Requirements
Using the entries that follow, collect the lines where the word "أخرى" appears.

** Start Information provided **

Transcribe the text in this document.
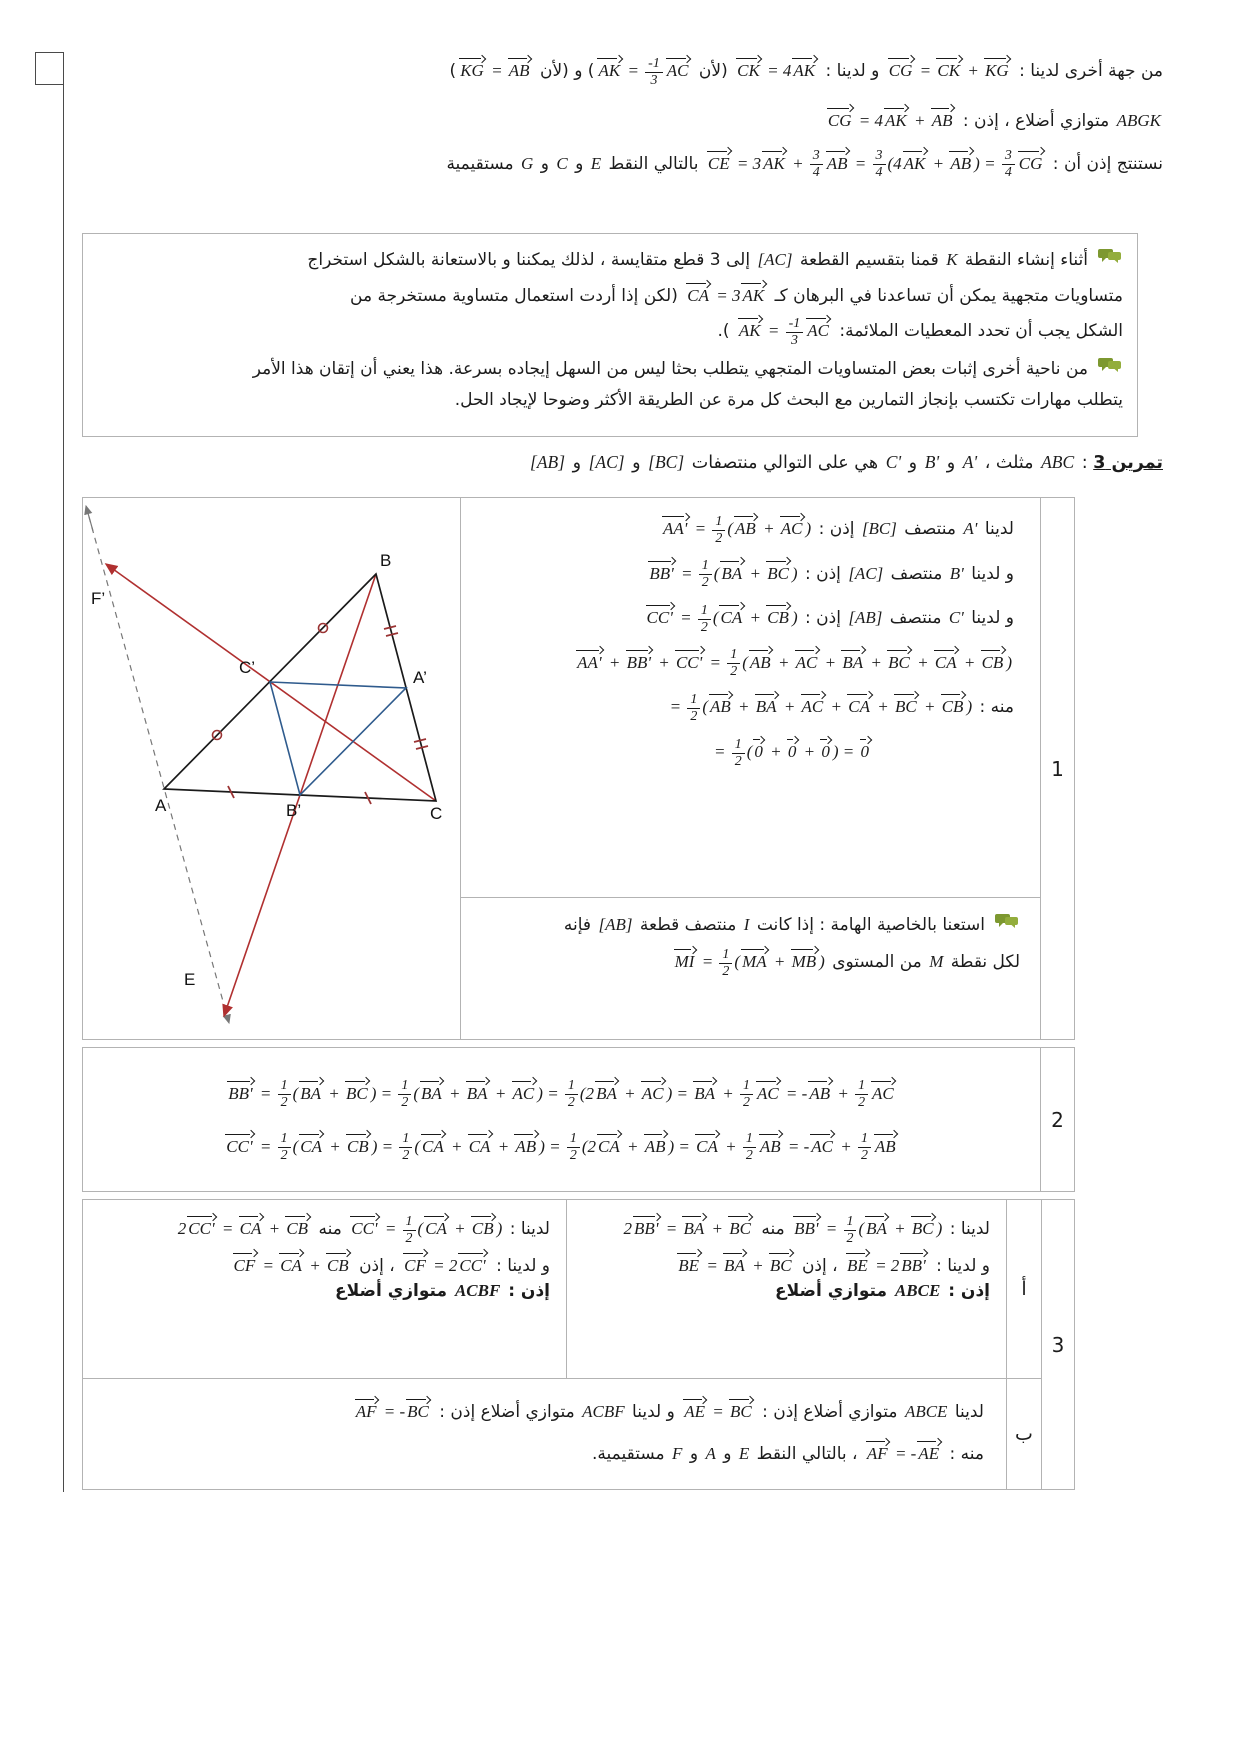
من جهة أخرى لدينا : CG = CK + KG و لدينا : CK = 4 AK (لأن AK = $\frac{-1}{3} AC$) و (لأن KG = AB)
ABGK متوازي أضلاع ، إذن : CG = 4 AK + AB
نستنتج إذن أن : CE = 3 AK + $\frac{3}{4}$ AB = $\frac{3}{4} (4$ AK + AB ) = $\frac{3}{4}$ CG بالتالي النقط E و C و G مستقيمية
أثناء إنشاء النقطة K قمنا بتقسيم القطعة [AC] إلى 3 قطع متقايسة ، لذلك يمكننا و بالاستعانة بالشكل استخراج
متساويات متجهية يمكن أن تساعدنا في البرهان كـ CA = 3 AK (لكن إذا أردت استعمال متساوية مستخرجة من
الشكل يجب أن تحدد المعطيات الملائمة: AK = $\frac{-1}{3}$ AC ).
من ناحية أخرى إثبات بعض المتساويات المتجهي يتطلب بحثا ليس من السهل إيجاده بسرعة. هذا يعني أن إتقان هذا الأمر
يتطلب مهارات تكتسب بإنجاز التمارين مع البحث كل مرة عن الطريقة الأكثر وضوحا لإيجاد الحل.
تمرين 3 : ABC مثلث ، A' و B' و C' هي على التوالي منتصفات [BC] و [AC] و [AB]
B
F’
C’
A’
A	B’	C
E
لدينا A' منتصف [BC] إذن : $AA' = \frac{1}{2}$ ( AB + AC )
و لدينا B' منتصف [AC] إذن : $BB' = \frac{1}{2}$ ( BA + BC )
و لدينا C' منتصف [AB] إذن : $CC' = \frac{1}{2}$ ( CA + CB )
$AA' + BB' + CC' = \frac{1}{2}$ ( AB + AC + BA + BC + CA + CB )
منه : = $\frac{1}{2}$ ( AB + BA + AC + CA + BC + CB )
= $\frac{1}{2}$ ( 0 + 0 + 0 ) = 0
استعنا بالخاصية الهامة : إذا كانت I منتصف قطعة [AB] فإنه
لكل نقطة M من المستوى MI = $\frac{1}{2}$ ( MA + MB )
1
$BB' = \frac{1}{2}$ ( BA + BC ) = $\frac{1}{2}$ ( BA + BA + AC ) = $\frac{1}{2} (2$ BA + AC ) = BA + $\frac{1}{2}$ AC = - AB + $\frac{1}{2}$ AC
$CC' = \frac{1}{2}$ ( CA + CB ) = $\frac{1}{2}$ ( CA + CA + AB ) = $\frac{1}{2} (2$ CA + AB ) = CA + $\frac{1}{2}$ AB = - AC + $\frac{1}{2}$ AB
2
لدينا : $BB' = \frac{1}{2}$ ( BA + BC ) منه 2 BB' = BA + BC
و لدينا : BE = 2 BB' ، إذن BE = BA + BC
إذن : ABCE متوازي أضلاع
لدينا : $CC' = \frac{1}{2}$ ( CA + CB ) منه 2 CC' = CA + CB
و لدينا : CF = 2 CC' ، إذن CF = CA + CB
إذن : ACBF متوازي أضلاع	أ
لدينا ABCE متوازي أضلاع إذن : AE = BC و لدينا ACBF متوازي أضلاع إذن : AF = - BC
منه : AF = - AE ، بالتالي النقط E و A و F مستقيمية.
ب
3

** End Information provided **

Answer
من جهة أخرى لدينا : CG = CK + KG و لدينا : CK = 4 AK (لأن AK = $\frac{-1}{3} AC$) و (لأن KG = AB)
من ناحية أخرى إثبات بعض المتساويات المتجهي يتطلب بحثا ليس من السهل إيجاده بسرعة. هذا يعني أن إتقان هذا الأمر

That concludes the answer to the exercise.